Job:
Look through the data below and return each line where "text" appears.

## Start Input

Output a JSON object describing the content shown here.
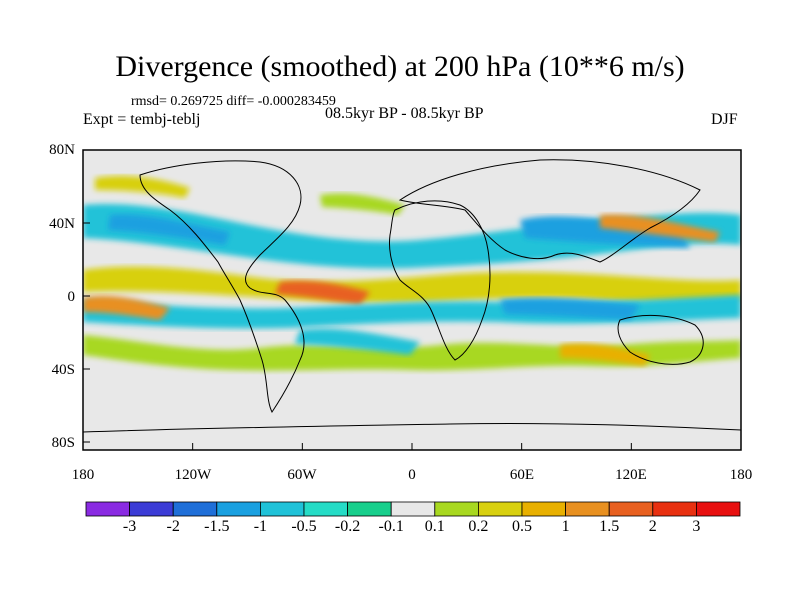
{
  "title": "Divergence (smoothed) at 200 hPa (10**6 m/s)",
  "stats": "rmsd= 0.269725 diff= -0.000283459",
  "experiment": "Expt = tembj-teblj",
  "period": "08.5kyr BP - 08.5kyr BP",
  "season": "DJF",
  "lat_labels": [
    "80N",
    "40N",
    "0",
    "40S",
    "80S"
  ],
  "lon_labels": [
    "180",
    "120W",
    "60W",
    "0",
    "60E",
    "120E",
    "180"
  ],
  "colorbar": {
    "labels": [
      "-3",
      "-2",
      "-1.5",
      "-1",
      "-0.5",
      "-0.2",
      "-0.1",
      "0.1",
      "0.2",
      "0.5",
      "1",
      "1.5",
      "2",
      "3"
    ],
    "colors": [
      "#8a2be2",
      "#3c3cd6",
      "#1f6fd8",
      "#1aa0e0",
      "#20c2d8",
      "#25dcc6",
      "#18cf8c",
      "#e8e8e8",
      "#a8d820",
      "#d8d010",
      "#e8b000",
      "#e89020",
      "#e86020",
      "#e83010",
      "#e81010"
    ]
  },
  "land_color": "#e8e8e8"
}
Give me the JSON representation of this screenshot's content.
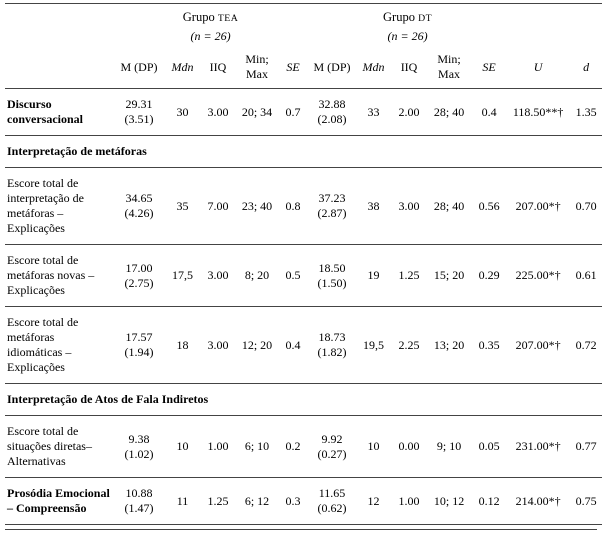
{
  "header": {
    "group_tea": {
      "prefix": "Grupo ",
      "acronym": "TEA",
      "n_label": "(n = 26)"
    },
    "group_dt": {
      "prefix": "Grupo ",
      "acronym": "DT",
      "n_label": "(n = 26)"
    },
    "columns": {
      "tea_m": "M (DP)",
      "tea_mdn": "Mdn",
      "tea_iiq": "IIQ",
      "tea_minmax": "Min; Max",
      "tea_se": "SE",
      "dt_m": "M (DP)",
      "dt_mdn": "Mdn",
      "dt_iiq": "IIQ",
      "dt_minmax": "Min; Max",
      "dt_se": "SE",
      "u": "U",
      "d": "d"
    }
  },
  "table": {
    "rows": [
      {
        "label": "Discurso conversacional",
        "bold": true,
        "cells": [
          "29.31\n(3.51)",
          "30",
          "3.00",
          "20; 34",
          "0.7",
          "32.88\n(2.08)",
          "33",
          "2.00",
          "28; 40",
          "0.4",
          "118.50**†",
          "1.35"
        ]
      },
      {
        "label": "Interpretação de metáforas",
        "section": true
      },
      {
        "label": "Escore total de interpretação de metáforas – Explicações",
        "bold": false,
        "cells": [
          "34.65\n(4.26)",
          "35",
          "7.00",
          "23; 40",
          "0.8",
          "37.23\n(2.87)",
          "38",
          "3.00",
          "28; 40",
          "0.56",
          "207.00*†",
          "0.70"
        ]
      },
      {
        "label": "Escore total de metáforas novas – Explicações",
        "bold": false,
        "cells": [
          "17.00\n(2.75)",
          "17,5",
          "3.00",
          "8; 20",
          "0.5",
          "18.50\n(1.50)",
          "19",
          "1.25",
          "15; 20",
          "0.29",
          "225.00*†",
          "0.61"
        ]
      },
      {
        "label": "Escore total de metáforas idiomáticas – Explicações",
        "bold": false,
        "cells": [
          "17.57\n(1.94)",
          "18",
          "3.00",
          "12; 20",
          "0.4",
          "18.73\n(1.82)",
          "19,5",
          "2.25",
          "13; 20",
          "0.35",
          "207.00*†",
          "0.72"
        ]
      },
      {
        "label": "Interpretação de Atos de Fala Indiretos",
        "section": true
      },
      {
        "label": "Escore total de situações diretas– Alternativas",
        "bold": false,
        "cells": [
          "9.38\n(1.02)",
          "10",
          "1.00",
          "6; 10",
          "0.2",
          "9.92\n(0.27)",
          "10",
          "0.00",
          "9; 10",
          "0.05",
          "231.00*†",
          "0.77"
        ]
      },
      {
        "label": "Prosódia Emocional – Compreensão",
        "bold": true,
        "cells": [
          "10.88\n(1.47)",
          "11",
          "1.25",
          "6; 12",
          "0.3",
          "11.65\n(0.62)",
          "12",
          "1.00",
          "10; 12",
          "0.12",
          "214.00*†",
          "0.75"
        ]
      }
    ]
  }
}
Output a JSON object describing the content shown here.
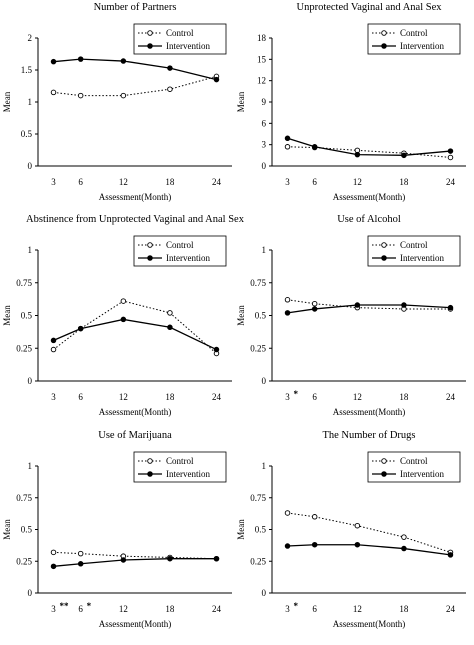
{
  "figure": {
    "legend_labels": {
      "control": "Control",
      "intervention": "Intervention"
    }
  },
  "chart_data": [
    {
      "type": "line",
      "title": "Number of Partners",
      "xlabel": "Assessment(Month)",
      "ylabel": "Mean",
      "categories": [
        "3",
        "6",
        "12",
        "18",
        "24"
      ],
      "ylim": [
        0,
        2
      ],
      "yticks": [
        "0",
        "0.5",
        "1",
        "1.5",
        "2"
      ],
      "legend_position": "top-right",
      "series": [
        {
          "name": "Control",
          "style": "dotted",
          "marker": "open-circle",
          "values": [
            1.15,
            1.1,
            1.1,
            1.2,
            1.4
          ]
        },
        {
          "name": "Intervention",
          "style": "solid",
          "marker": "filled-circle",
          "values": [
            1.63,
            1.67,
            1.64,
            1.53,
            1.35
          ]
        }
      ],
      "tick_annotations": [
        "",
        "",
        "",
        "",
        ""
      ]
    },
    {
      "type": "line",
      "title": "Unprotected Vaginal and Anal Sex",
      "xlabel": "Assessment(Month)",
      "ylabel": "Mean",
      "categories": [
        "3",
        "6",
        "12",
        "18",
        "24"
      ],
      "ylim": [
        0,
        18
      ],
      "yticks": [
        "0",
        "3",
        "6",
        "9",
        "12",
        "15",
        "18"
      ],
      "legend_position": "top-right",
      "series": [
        {
          "name": "Control",
          "style": "dotted",
          "marker": "open-circle",
          "values": [
            2.7,
            2.6,
            2.2,
            1.8,
            1.2
          ]
        },
        {
          "name": "Intervention",
          "style": "solid",
          "marker": "filled-circle",
          "values": [
            3.9,
            2.7,
            1.6,
            1.5,
            2.1
          ]
        }
      ],
      "tick_annotations": [
        "",
        "",
        "",
        "",
        ""
      ]
    },
    {
      "type": "line",
      "title": "Abstinence from Unprotected Vaginal and Anal Sex",
      "xlabel": "Assessment(Month)",
      "ylabel": "Mean",
      "categories": [
        "3",
        "6",
        "12",
        "18",
        "24"
      ],
      "ylim": [
        0,
        1
      ],
      "yticks": [
        "0",
        "0.25",
        "0.5",
        "0.75",
        "1"
      ],
      "legend_position": "top-right",
      "series": [
        {
          "name": "Control",
          "style": "dotted",
          "marker": "open-circle",
          "values": [
            0.24,
            0.4,
            0.61,
            0.52,
            0.21
          ]
        },
        {
          "name": "Intervention",
          "style": "solid",
          "marker": "filled-circle",
          "values": [
            0.31,
            0.4,
            0.47,
            0.41,
            0.24
          ]
        }
      ],
      "tick_annotations": [
        "",
        "",
        "",
        "",
        ""
      ]
    },
    {
      "type": "line",
      "title": "Use of Alcohol",
      "xlabel": "Assessment(Month)",
      "ylabel": "Mean",
      "categories": [
        "3",
        "6",
        "12",
        "18",
        "24"
      ],
      "ylim": [
        0,
        1
      ],
      "yticks": [
        "0",
        "0.25",
        "0.5",
        "0.75",
        "1"
      ],
      "legend_position": "top-right",
      "series": [
        {
          "name": "Control",
          "style": "dotted",
          "marker": "open-circle",
          "values": [
            0.62,
            0.59,
            0.56,
            0.55,
            0.55
          ]
        },
        {
          "name": "Intervention",
          "style": "solid",
          "marker": "filled-circle",
          "values": [
            0.52,
            0.55,
            0.58,
            0.58,
            0.56
          ]
        }
      ],
      "tick_annotations": [
        "*",
        "",
        "",
        "",
        ""
      ]
    },
    {
      "type": "line",
      "title": "Use of Marijuana",
      "xlabel": "Assessment(Month)",
      "ylabel": "Mean",
      "categories": [
        "3",
        "6",
        "12",
        "18",
        "24"
      ],
      "ylim": [
        0,
        1
      ],
      "yticks": [
        "0",
        "0.25",
        "0.5",
        "0.75",
        "1"
      ],
      "legend_position": "top-right",
      "series": [
        {
          "name": "Control",
          "style": "dotted",
          "marker": "open-circle",
          "values": [
            0.32,
            0.31,
            0.29,
            0.28,
            0.27
          ]
        },
        {
          "name": "Intervention",
          "style": "solid",
          "marker": "filled-circle",
          "values": [
            0.21,
            0.23,
            0.26,
            0.27,
            0.27
          ]
        }
      ],
      "tick_annotations": [
        "**",
        "*",
        "",
        "",
        ""
      ]
    },
    {
      "type": "line",
      "title": "The Number of Drugs",
      "xlabel": "Assessment(Month)",
      "ylabel": "Mean",
      "categories": [
        "3",
        "6",
        "12",
        "18",
        "24"
      ],
      "ylim": [
        0,
        1
      ],
      "yticks": [
        "0",
        "0.25",
        "0.5",
        "0.75",
        "1"
      ],
      "legend_position": "top-right",
      "series": [
        {
          "name": "Control",
          "style": "dotted",
          "marker": "open-circle",
          "values": [
            0.63,
            0.6,
            0.53,
            0.44,
            0.32
          ]
        },
        {
          "name": "Intervention",
          "style": "solid",
          "marker": "filled-circle",
          "values": [
            0.37,
            0.38,
            0.38,
            0.35,
            0.3
          ]
        }
      ],
      "tick_annotations": [
        "*",
        "",
        "",
        "",
        ""
      ]
    }
  ]
}
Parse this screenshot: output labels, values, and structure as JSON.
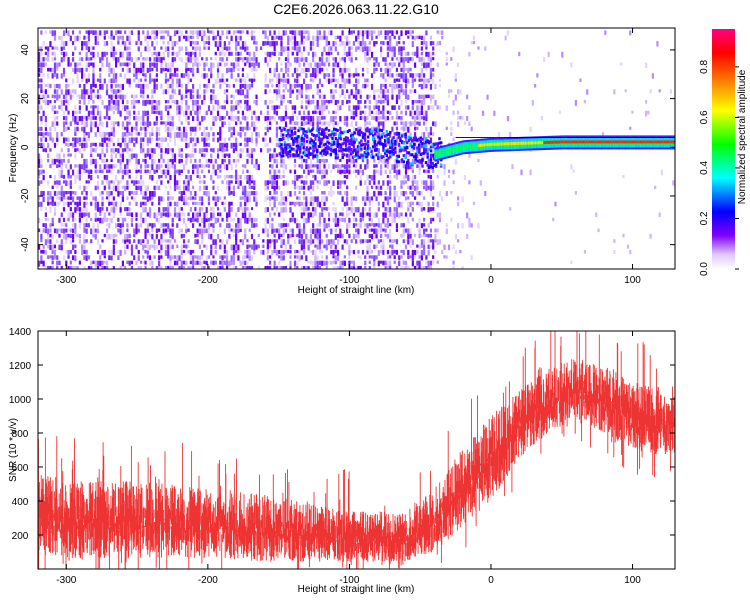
{
  "figure_title": "C2E6.2026.063.11.22.G10",
  "chart_data": [
    {
      "type": "heatmap",
      "xlabel": "Height of straight line (km)",
      "ylabel": "Frequency (Hz)",
      "xlim": [
        -320,
        130
      ],
      "ylim": [
        -50,
        49
      ],
      "x_ticks": [
        -300,
        -200,
        -100,
        0,
        100
      ],
      "y_ticks": [
        -40,
        -20,
        0,
        20,
        40
      ],
      "colorbar": {
        "label": "Normalized spectral amplitude",
        "range": [
          0,
          0.95
        ],
        "ticks": [
          0.0,
          0.2,
          0.4,
          0.6,
          0.8
        ],
        "colormap": [
          "#ffffff",
          "#d8c0ff",
          "#8000ff",
          "#0000ff",
          "#00ffff",
          "#00ff00",
          "#ffff00",
          "#ff8000",
          "#ff0000",
          "#ff0080"
        ]
      },
      "signal_line": {
        "description": "narrow band near 0 Hz",
        "points": [
          [
            -150,
            2
          ],
          [
            -80,
            1
          ],
          [
            -40,
            -3
          ],
          [
            -20,
            0
          ],
          [
            0,
            1
          ],
          [
            50,
            2
          ],
          [
            130,
            2
          ]
        ]
      },
      "noise_edge_km": -40
    },
    {
      "type": "line",
      "xlabel": "Height of straight line (km)",
      "ylabel": "SNR (10 * v/v)",
      "xlim": [
        -320,
        130
      ],
      "ylim": [
        0,
        1400
      ],
      "x_ticks": [
        -300,
        -200,
        -100,
        0,
        100
      ],
      "y_ticks": [
        200,
        400,
        600,
        800,
        1000,
        1200,
        1400
      ],
      "color": "#ee3333",
      "envelope": {
        "x": [
          -320,
          -300,
          -250,
          -200,
          -150,
          -100,
          -60,
          -40,
          -20,
          0,
          20,
          40,
          60,
          80,
          100,
          130
        ],
        "low": [
          80,
          60,
          60,
          60,
          40,
          40,
          40,
          100,
          250,
          400,
          650,
          800,
          880,
          800,
          700,
          640
        ],
        "high": [
          560,
          520,
          520,
          480,
          430,
          340,
          340,
          480,
          720,
          900,
          1050,
          1180,
          1250,
          1200,
          1100,
          1080
        ]
      }
    }
  ]
}
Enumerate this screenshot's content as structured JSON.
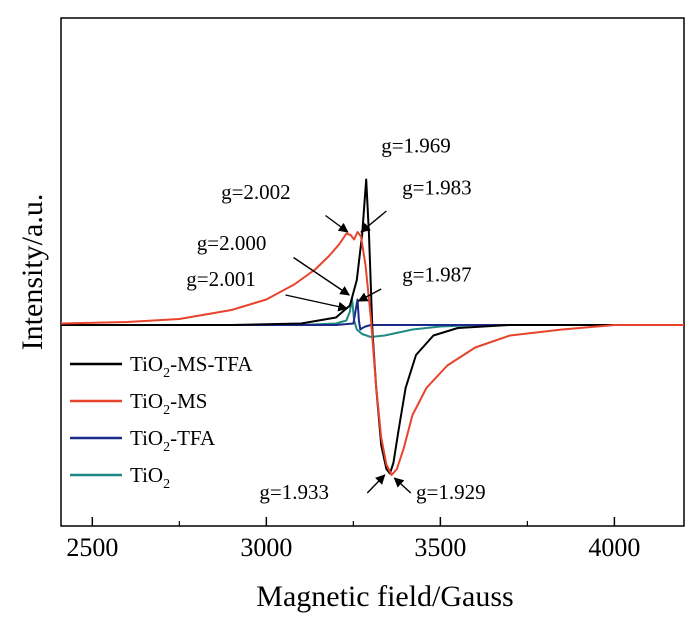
{
  "chart_data": {
    "type": "line",
    "xlabel": "Magnetic field/Gauss",
    "ylabel": "Intensity/a.u.",
    "xlim": [
      2410,
      4200
    ],
    "ylim": [
      -1.0,
      1.0
    ],
    "x_ticks": [
      2500,
      3000,
      3500,
      4000
    ],
    "x_tick_labels": [
      "2500",
      "3000",
      "3500",
      "4000"
    ],
    "y_ticks_shown": false,
    "grid": false,
    "legend_position": "bottom-left",
    "series": [
      {
        "name": "TiO2-MS-TFA",
        "label_parts": [
          "TiO",
          "2",
          "-MS-TFA"
        ],
        "color": "#000000",
        "x": [
          2410,
          2900,
          3100,
          3200,
          3240,
          3260,
          3275,
          3287,
          3295,
          3305,
          3315,
          3330,
          3345,
          3355,
          3365,
          3380,
          3400,
          3430,
          3480,
          3550,
          3700,
          4200
        ],
        "y": [
          0.0,
          0.0,
          0.01,
          0.05,
          0.13,
          0.3,
          0.6,
          0.97,
          0.6,
          -0.05,
          -0.4,
          -0.8,
          -0.96,
          -0.99,
          -0.92,
          -0.7,
          -0.42,
          -0.2,
          -0.07,
          -0.02,
          0.0,
          0.0
        ]
      },
      {
        "name": "TiO2-MS",
        "label_parts": [
          "TiO",
          "2",
          "-MS"
        ],
        "color": "#e8432c",
        "x": [
          2410,
          2600,
          2750,
          2900,
          3000,
          3080,
          3140,
          3180,
          3210,
          3230,
          3242,
          3252,
          3262,
          3272,
          3285,
          3300,
          3315,
          3330,
          3345,
          3360,
          3375,
          3395,
          3420,
          3460,
          3520,
          3600,
          3700,
          3850,
          4000,
          4200
        ],
        "y": [
          0.01,
          0.02,
          0.04,
          0.1,
          0.17,
          0.27,
          0.37,
          0.46,
          0.54,
          0.61,
          0.6,
          0.57,
          0.62,
          0.59,
          0.4,
          0.05,
          -0.4,
          -0.75,
          -0.93,
          -1.0,
          -0.96,
          -0.82,
          -0.6,
          -0.42,
          -0.27,
          -0.15,
          -0.07,
          -0.03,
          0.0,
          0.0
        ]
      },
      {
        "name": "TiO2-TFA",
        "label_parts": [
          "TiO",
          "2",
          "-TFA"
        ],
        "color": "#1b2a8a",
        "x": [
          2410,
          3200,
          3250,
          3262,
          3266,
          3270,
          3276,
          3285,
          3300,
          3400,
          3600,
          4200
        ],
        "y": [
          0.0,
          0.0,
          0.01,
          0.17,
          0.03,
          -0.03,
          -0.02,
          -0.01,
          0.0,
          0.0,
          0.0,
          0.0
        ]
      },
      {
        "name": "TiO2",
        "label_parts": [
          "TiO",
          "2",
          ""
        ],
        "color": "#1f8a84",
        "x": [
          2410,
          3100,
          3200,
          3230,
          3240,
          3246,
          3252,
          3260,
          3275,
          3300,
          3340,
          3380,
          3420,
          3500,
          3600,
          4200
        ],
        "y": [
          0.0,
          0.0,
          0.01,
          0.03,
          0.09,
          0.18,
          0.03,
          -0.03,
          -0.06,
          -0.08,
          -0.07,
          -0.05,
          -0.03,
          -0.01,
          0.0,
          0.0
        ]
      }
    ],
    "annotations": [
      {
        "text": "g=1.969",
        "tx": 3330,
        "ty": 1.15,
        "ax": null,
        "ay": null,
        "bx": null,
        "by": null
      },
      {
        "text": "g=2.002",
        "tx": 2870,
        "ty": 0.84,
        "ax": 3170,
        "ay": 0.73,
        "bx": 3234,
        "by": 0.62
      },
      {
        "text": "g=1.983",
        "tx": 3390,
        "ty": 0.87,
        "ax": 3345,
        "ay": 0.76,
        "bx": 3272,
        "by": 0.62
      },
      {
        "text": "g=2.000",
        "tx": 2800,
        "ty": 0.5,
        "ax": 3078,
        "ay": 0.45,
        "bx": 3238,
        "by": 0.2
      },
      {
        "text": "g=2.001",
        "tx": 2770,
        "ty": 0.26,
        "ax": 3055,
        "ay": 0.2,
        "bx": 3232,
        "by": 0.11
      },
      {
        "text": "g=1.987",
        "tx": 3390,
        "ty": 0.29,
        "ax": 3330,
        "ay": 0.24,
        "bx": 3265,
        "by": 0.16
      },
      {
        "text": "g=1.933",
        "tx": 2980,
        "ty": -1.16,
        "ax": 3290,
        "ay": -1.12,
        "bx": 3340,
        "by": -1.0
      },
      {
        "text": "g=1.929",
        "tx": 3430,
        "ty": -1.16,
        "ax": 3415,
        "ay": -1.12,
        "bx": 3368,
        "by": -1.02
      }
    ]
  }
}
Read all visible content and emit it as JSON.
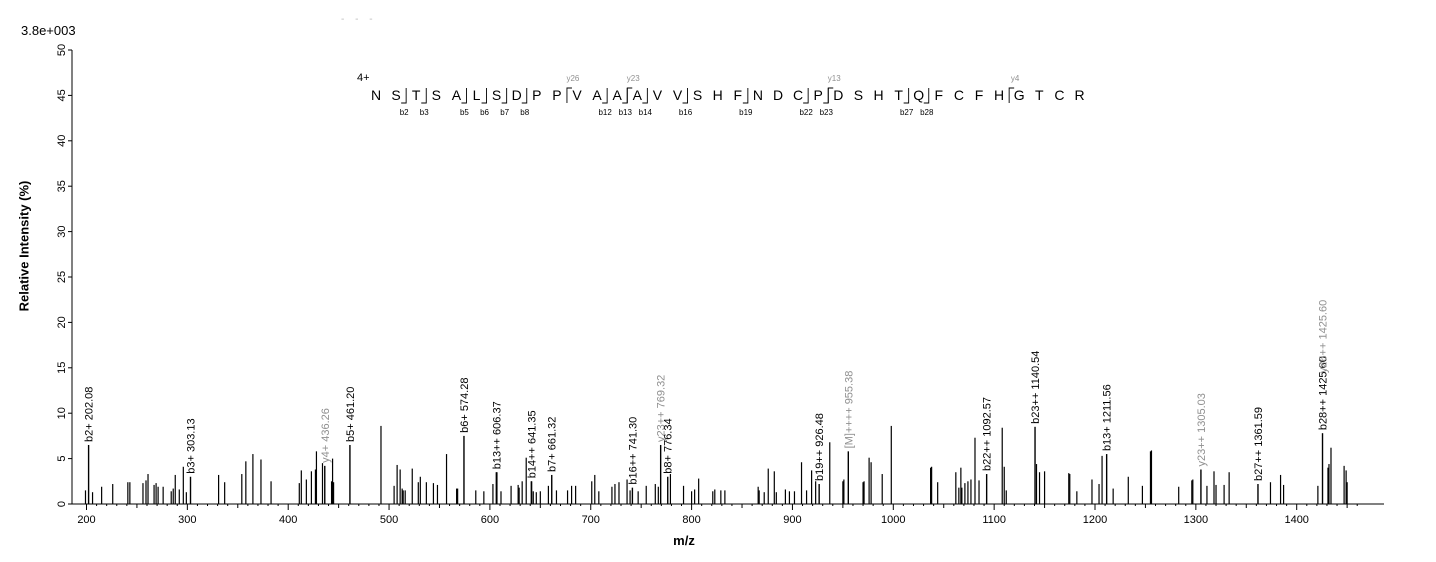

## End Input

Result for this exercise:
        "text": "g=1.969",
        "text": "g=2.002",
        "text": "g=1.983",
        "text": "g=2.000",
        "text": "g=2.001",
        "text": "g=1.987",
        "text": "g=1.933",
        "text": "g=1.929",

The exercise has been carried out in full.